** start of Information shown **

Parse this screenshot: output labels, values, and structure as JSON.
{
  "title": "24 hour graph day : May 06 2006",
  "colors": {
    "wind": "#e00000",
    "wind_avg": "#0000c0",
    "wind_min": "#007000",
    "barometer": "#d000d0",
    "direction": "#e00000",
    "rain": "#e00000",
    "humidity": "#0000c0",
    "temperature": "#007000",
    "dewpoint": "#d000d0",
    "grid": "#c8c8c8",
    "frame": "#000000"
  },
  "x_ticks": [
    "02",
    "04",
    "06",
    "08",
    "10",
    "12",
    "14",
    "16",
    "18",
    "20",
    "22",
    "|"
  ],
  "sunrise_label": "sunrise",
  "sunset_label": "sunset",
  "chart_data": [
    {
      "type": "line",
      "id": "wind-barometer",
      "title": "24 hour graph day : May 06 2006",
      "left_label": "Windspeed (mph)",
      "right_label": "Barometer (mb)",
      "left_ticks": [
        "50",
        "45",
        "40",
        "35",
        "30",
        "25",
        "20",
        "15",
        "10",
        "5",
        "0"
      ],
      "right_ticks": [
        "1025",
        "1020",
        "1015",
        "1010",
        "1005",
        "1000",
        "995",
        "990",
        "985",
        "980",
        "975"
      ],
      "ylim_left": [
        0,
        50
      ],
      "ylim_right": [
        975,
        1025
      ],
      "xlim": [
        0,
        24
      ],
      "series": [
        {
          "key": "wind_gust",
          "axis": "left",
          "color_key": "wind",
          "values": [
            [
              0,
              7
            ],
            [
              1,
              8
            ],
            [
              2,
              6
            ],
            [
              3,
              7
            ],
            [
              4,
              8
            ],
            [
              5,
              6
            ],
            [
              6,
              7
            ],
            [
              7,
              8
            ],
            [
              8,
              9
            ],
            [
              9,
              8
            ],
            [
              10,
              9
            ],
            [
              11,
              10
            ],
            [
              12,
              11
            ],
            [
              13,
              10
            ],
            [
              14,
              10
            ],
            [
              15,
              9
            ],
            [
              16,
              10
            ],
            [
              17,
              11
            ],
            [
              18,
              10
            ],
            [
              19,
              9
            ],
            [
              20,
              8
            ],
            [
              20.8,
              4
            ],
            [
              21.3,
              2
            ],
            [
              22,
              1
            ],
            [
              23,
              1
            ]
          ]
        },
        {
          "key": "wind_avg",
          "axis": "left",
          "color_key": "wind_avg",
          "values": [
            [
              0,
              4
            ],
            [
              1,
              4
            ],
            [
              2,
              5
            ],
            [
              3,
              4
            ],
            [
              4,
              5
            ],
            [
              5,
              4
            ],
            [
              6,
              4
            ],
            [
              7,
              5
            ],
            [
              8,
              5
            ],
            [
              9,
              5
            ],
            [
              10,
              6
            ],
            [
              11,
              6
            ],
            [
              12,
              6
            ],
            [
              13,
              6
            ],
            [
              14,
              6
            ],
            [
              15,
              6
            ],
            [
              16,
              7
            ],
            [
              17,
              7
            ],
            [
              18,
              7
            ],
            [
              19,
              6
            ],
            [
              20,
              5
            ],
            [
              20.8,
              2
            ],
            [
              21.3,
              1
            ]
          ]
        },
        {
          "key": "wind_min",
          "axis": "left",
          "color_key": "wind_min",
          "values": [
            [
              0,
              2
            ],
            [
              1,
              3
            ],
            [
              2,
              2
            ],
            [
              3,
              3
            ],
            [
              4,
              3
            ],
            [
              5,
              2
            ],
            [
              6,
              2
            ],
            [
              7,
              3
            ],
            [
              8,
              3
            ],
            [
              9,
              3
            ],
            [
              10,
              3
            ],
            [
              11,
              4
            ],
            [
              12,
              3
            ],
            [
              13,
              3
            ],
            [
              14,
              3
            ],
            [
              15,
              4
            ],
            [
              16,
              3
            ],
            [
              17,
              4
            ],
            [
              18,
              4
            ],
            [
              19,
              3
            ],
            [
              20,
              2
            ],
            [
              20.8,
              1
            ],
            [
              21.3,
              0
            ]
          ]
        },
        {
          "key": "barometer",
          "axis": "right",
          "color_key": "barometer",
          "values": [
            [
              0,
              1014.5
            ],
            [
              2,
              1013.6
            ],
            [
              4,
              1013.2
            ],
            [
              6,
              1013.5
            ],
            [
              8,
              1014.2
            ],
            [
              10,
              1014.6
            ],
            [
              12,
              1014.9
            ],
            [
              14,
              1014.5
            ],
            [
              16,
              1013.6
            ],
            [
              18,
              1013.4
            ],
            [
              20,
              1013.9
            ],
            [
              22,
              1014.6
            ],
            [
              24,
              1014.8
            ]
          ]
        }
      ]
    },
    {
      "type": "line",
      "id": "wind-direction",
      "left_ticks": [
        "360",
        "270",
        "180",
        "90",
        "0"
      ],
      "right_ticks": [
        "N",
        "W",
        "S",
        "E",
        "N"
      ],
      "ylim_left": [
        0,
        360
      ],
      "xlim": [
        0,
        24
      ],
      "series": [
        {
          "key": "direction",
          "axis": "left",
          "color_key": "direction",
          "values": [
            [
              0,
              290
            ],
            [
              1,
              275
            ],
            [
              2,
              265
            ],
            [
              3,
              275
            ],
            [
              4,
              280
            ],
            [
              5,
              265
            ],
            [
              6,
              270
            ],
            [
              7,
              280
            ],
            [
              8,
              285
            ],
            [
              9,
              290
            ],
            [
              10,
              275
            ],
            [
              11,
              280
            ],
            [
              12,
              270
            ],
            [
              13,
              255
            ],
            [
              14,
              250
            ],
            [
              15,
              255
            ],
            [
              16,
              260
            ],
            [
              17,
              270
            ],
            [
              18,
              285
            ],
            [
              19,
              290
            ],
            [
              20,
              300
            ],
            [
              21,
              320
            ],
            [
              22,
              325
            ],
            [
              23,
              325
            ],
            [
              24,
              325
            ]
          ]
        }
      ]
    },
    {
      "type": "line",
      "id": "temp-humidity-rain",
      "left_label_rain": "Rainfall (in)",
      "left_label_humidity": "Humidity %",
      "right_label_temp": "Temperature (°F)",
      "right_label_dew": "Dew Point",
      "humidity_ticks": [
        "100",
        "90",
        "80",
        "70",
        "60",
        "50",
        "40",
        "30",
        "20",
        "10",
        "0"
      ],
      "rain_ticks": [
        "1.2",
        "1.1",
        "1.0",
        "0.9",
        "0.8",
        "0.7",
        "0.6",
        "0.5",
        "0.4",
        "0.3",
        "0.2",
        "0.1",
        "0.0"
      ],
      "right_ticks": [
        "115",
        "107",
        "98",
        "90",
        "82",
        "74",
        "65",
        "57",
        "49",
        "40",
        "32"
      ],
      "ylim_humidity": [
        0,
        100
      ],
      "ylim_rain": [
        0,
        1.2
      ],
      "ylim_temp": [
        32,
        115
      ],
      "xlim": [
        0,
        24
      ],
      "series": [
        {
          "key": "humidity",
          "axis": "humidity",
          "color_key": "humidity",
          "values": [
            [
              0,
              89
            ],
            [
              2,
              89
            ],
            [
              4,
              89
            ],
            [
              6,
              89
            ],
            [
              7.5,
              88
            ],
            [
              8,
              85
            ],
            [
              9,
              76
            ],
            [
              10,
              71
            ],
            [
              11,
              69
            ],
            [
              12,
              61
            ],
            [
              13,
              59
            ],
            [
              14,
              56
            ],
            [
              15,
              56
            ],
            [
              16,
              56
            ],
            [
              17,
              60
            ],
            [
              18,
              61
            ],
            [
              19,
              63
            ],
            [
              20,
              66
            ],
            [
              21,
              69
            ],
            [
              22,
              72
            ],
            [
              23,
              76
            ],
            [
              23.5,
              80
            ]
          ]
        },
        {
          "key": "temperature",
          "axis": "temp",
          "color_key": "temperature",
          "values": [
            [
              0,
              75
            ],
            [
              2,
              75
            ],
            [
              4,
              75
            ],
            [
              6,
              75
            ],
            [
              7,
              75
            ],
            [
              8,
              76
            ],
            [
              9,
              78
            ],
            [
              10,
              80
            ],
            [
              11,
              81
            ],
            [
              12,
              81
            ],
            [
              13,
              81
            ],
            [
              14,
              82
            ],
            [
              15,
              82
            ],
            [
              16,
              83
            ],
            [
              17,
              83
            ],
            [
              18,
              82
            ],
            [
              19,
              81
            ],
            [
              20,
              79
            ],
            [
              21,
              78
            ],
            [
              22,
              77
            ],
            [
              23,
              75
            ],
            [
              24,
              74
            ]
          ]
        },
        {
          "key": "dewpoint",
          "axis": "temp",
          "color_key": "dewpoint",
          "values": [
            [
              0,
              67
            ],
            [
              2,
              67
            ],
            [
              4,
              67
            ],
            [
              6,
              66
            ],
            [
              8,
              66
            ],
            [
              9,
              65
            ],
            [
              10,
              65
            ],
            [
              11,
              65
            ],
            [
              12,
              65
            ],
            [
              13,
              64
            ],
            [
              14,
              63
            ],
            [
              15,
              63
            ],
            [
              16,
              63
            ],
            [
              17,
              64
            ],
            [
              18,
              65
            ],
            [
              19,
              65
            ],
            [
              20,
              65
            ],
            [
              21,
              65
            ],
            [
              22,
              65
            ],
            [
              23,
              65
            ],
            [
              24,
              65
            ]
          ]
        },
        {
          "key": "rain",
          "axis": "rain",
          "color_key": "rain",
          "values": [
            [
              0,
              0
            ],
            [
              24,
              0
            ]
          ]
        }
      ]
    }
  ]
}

** end of Information shown **

- **What the task asks**: Using the listing above, state the number of lines that hold "direction", with no other text.

- **Exercise result**: 4